* begin Dataset records *

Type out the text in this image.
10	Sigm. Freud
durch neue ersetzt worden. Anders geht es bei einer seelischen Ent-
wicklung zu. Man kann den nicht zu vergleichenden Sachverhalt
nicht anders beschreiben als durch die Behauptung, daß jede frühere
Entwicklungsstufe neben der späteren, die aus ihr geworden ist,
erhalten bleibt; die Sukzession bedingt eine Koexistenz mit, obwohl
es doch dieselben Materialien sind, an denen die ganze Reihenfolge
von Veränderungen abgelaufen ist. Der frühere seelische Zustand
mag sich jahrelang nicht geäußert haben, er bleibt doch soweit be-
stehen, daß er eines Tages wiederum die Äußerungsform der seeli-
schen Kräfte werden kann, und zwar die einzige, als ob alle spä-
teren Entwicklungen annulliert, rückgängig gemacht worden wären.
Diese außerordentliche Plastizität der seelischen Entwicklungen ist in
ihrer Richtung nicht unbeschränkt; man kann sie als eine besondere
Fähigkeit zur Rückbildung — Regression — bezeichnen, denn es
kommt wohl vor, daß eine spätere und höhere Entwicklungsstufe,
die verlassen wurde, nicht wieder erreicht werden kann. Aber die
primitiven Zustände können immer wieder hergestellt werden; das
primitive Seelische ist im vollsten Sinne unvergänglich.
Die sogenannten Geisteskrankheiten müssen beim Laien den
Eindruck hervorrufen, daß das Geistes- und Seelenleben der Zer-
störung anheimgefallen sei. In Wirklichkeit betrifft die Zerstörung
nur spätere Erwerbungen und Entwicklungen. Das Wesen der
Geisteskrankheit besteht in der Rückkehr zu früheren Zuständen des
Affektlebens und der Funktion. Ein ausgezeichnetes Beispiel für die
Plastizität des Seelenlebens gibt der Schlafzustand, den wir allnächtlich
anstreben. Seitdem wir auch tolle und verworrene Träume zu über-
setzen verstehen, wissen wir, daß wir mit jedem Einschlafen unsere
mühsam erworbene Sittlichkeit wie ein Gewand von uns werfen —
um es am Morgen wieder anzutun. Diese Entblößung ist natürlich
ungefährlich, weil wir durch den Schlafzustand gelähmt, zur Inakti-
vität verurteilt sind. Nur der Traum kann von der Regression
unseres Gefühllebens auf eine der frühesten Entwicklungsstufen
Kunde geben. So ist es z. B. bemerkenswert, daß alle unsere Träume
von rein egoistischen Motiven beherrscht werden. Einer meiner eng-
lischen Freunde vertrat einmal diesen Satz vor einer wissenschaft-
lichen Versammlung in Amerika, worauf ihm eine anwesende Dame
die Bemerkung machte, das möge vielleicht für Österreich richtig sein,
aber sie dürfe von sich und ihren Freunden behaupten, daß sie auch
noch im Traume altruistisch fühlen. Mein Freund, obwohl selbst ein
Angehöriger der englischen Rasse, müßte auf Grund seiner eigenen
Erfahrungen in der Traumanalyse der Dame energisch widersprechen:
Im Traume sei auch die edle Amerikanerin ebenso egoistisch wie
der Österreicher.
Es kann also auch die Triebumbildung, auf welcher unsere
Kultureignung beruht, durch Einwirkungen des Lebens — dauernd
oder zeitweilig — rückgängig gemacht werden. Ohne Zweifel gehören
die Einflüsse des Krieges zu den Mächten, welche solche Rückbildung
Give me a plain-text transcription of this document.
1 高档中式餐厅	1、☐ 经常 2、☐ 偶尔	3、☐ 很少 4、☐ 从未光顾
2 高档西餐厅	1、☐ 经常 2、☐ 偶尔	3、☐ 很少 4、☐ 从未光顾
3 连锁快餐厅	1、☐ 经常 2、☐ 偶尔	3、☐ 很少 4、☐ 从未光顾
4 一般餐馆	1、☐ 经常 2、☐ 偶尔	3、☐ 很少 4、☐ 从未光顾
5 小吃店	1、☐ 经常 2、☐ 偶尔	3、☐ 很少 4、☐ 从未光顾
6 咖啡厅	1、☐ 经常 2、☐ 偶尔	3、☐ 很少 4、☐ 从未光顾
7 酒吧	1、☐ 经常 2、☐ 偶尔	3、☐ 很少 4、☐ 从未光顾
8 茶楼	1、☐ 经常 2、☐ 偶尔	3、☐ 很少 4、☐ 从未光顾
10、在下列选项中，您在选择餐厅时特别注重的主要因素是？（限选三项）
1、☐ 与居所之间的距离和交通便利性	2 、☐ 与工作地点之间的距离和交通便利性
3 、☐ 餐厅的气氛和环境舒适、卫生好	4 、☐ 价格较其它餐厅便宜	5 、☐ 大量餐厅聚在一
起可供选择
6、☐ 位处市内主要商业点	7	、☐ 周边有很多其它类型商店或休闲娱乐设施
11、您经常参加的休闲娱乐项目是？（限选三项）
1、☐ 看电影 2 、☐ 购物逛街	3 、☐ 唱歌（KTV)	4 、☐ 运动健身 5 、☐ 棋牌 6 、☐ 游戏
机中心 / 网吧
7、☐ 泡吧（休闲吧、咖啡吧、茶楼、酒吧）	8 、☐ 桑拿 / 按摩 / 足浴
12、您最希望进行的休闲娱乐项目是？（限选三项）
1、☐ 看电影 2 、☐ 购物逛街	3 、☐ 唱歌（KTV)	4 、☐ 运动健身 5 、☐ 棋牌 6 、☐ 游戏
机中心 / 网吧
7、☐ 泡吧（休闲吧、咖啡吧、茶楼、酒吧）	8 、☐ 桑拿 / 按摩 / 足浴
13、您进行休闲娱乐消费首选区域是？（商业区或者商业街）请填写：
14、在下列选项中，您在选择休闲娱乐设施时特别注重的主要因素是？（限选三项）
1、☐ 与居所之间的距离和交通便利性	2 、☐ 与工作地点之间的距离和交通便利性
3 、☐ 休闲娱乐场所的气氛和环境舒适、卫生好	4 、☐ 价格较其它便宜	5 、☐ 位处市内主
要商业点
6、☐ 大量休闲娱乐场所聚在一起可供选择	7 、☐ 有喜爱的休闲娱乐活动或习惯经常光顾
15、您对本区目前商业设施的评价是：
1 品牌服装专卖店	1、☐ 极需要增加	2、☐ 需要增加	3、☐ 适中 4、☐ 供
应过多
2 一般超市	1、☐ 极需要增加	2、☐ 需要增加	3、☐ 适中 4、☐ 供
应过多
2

* end Dataset records *

### What is expected
Write out the full listing, keeping every line exactly as it is.

### Task result
Type out the text in this image.
10	Sigm. Freud
durch neue ersetzt worden. Anders geht es bei einer seelischen Ent-
wicklung zu. Man kann den nicht zu vergleichenden Sachverhalt
nicht anders beschreiben als durch die Behauptung, daß jede frühere
Entwicklungsstufe neben der späteren, die aus ihr geworden ist,
erhalten bleibt; die Sukzession bedingt eine Koexistenz mit, obwohl
es doch dieselben Materialien sind, an denen die ganze Reihenfolge
von Veränderungen abgelaufen ist. Der frühere seelische Zustand
mag sich jahrelang nicht geäußert haben, er bleibt doch soweit be-
stehen, daß er eines Tages wiederum die Äußerungsform der seeli-
schen Kräfte werden kann, und zwar die einzige, als ob alle spä-
teren Entwicklungen annulliert, rückgängig gemacht worden wären.
Diese außerordentliche Plastizität der seelischen Entwicklungen ist in
ihrer Richtung nicht unbeschränkt; man kann sie als eine besondere
Fähigkeit zur Rückbildung — Regression — bezeichnen, denn es
kommt wohl vor, daß eine spätere und höhere Entwicklungsstufe,
die verlassen wurde, nicht wieder erreicht werden kann. Aber die
primitiven Zustände können immer wieder hergestellt werden; das
primitive Seelische ist im vollsten Sinne unvergänglich.
Die sogenannten Geisteskrankheiten müssen beim Laien den
Eindruck hervorrufen, daß das Geistes- und Seelenleben der Zer-
störung anheimgefallen sei. In Wirklichkeit betrifft die Zerstörung
nur spätere Erwerbungen und Entwicklungen. Das Wesen der
Geisteskrankheit besteht in der Rückkehr zu früheren Zuständen des
Affektlebens und der Funktion. Ein ausgezeichnetes Beispiel für die
Plastizität des Seelenlebens gibt der Schlafzustand, den wir allnächtlich
anstreben. Seitdem wir auch tolle und verworrene Träume zu über-
setzen verstehen, wissen wir, daß wir mit jedem Einschlafen unsere
mühsam erworbene Sittlichkeit wie ein Gewand von uns werfen —
um es am Morgen wieder anzutun. Diese Entblößung ist natürlich
ungefährlich, weil wir durch den Schlafzustand gelähmt, zur Inakti-
vität verurteilt sind. Nur der Traum kann von der Regression
unseres Gefühllebens auf eine der frühesten Entwicklungsstufen
Kunde geben. So ist es z. B. bemerkenswert, daß alle unsere Träume
von rein egoistischen Motiven beherrscht werden. Einer meiner eng-
lischen Freunde vertrat einmal diesen Satz vor einer wissenschaft-
lichen Versammlung in Amerika, worauf ihm eine anwesende Dame
die Bemerkung machte, das möge vielleicht für Österreich richtig sein,
aber sie dürfe von sich und ihren Freunden behaupten, daß sie auch
noch im Traume altruistisch fühlen. Mein Freund, obwohl selbst ein
Angehöriger der englischen Rasse, müßte auf Grund seiner eigenen
Erfahrungen in der Traumanalyse der Dame energisch widersprechen:
Im Traume sei auch die edle Amerikanerin ebenso egoistisch wie
der Österreicher.
Es kann also auch die Triebumbildung, auf welcher unsere
Kultureignung beruht, durch Einwirkungen des Lebens — dauernd
oder zeitweilig — rückgängig gemacht werden. Ohne Zweifel gehören
die Einflüsse des Krieges zu den Mächten, welche solche Rückbildung
Give me a plain-text transcription of this document.
1 高档中式餐厅	1、☐ 经常 2、☐ 偶尔	3、☐ 很少 4、☐ 从未光顾
2 高档西餐厅	1、☐ 经常 2、☐ 偶尔	3、☐ 很少 4、☐ 从未光顾
3 连锁快餐厅	1、☐ 经常 2、☐ 偶尔	3、☐ 很少 4、☐ 从未光顾
4 一般餐馆	1、☐ 经常 2、☐ 偶尔	3、☐ 很少 4、☐ 从未光顾
5 小吃店	1、☐ 经常 2、☐ 偶尔	3、☐ 很少 4、☐ 从未光顾
6 咖啡厅	1、☐ 经常 2、☐ 偶尔	3、☐ 很少 4、☐ 从未光顾
7 酒吧	1、☐ 经常 2、☐ 偶尔	3、☐ 很少 4、☐ 从未光顾
8 茶楼	1、☐ 经常 2、☐ 偶尔	3、☐ 很少 4、☐ 从未光顾
10、在下列选项中，您在选择餐厅时特别注重的主要因素是？（限选三项）
1、☐ 与居所之间的距离和交通便利性	2 、☐ 与工作地点之间的距离和交通便利性
3 、☐ 餐厅的气氛和环境舒适、卫生好	4 、☐ 价格较其它餐厅便宜	5 、☐ 大量餐厅聚在一
起可供选择
6、☐ 位处市内主要商业点	7	、☐ 周边有很多其它类型商店或休闲娱乐设施
11、您经常参加的休闲娱乐项目是？（限选三项）
1、☐ 看电影 2 、☐ 购物逛街	3 、☐ 唱歌（KTV)	4 、☐ 运动健身 5 、☐ 棋牌 6 、☐ 游戏
机中心 / 网吧
7、☐ 泡吧（休闲吧、咖啡吧、茶楼、酒吧）	8 、☐ 桑拿 / 按摩 / 足浴
12、您最希望进行的休闲娱乐项目是？（限选三项）
1、☐ 看电影 2 、☐ 购物逛街	3 、☐ 唱歌（KTV)	4 、☐ 运动健身 5 、☐ 棋牌 6 、☐ 游戏
机中心 / 网吧
7、☐ 泡吧（休闲吧、咖啡吧、茶楼、酒吧）	8 、☐ 桑拿 / 按摩 / 足浴
13、您进行休闲娱乐消费首选区域是？（商业区或者商业街）请填写：
14、在下列选项中，您在选择休闲娱乐设施时特别注重的主要因素是？（限选三项）
1、☐ 与居所之间的距离和交通便利性	2 、☐ 与工作地点之间的距离和交通便利性
3 、☐ 休闲娱乐场所的气氛和环境舒适、卫生好	4 、☐ 价格较其它便宜	5 、☐ 位处市内主
要商业点
6、☐ 大量休闲娱乐场所聚在一起可供选择	7 、☐ 有喜爱的休闲娱乐活动或习惯经常光顾
15、您对本区目前商业设施的评价是：
1 品牌服装专卖店	1、☐ 极需要增加	2、☐ 需要增加	3、☐ 适中 4、☐ 供
应过多
2 一般超市	1、☐ 极需要增加	2、☐ 需要增加	3、☐ 适中 4、☐ 供
应过多
2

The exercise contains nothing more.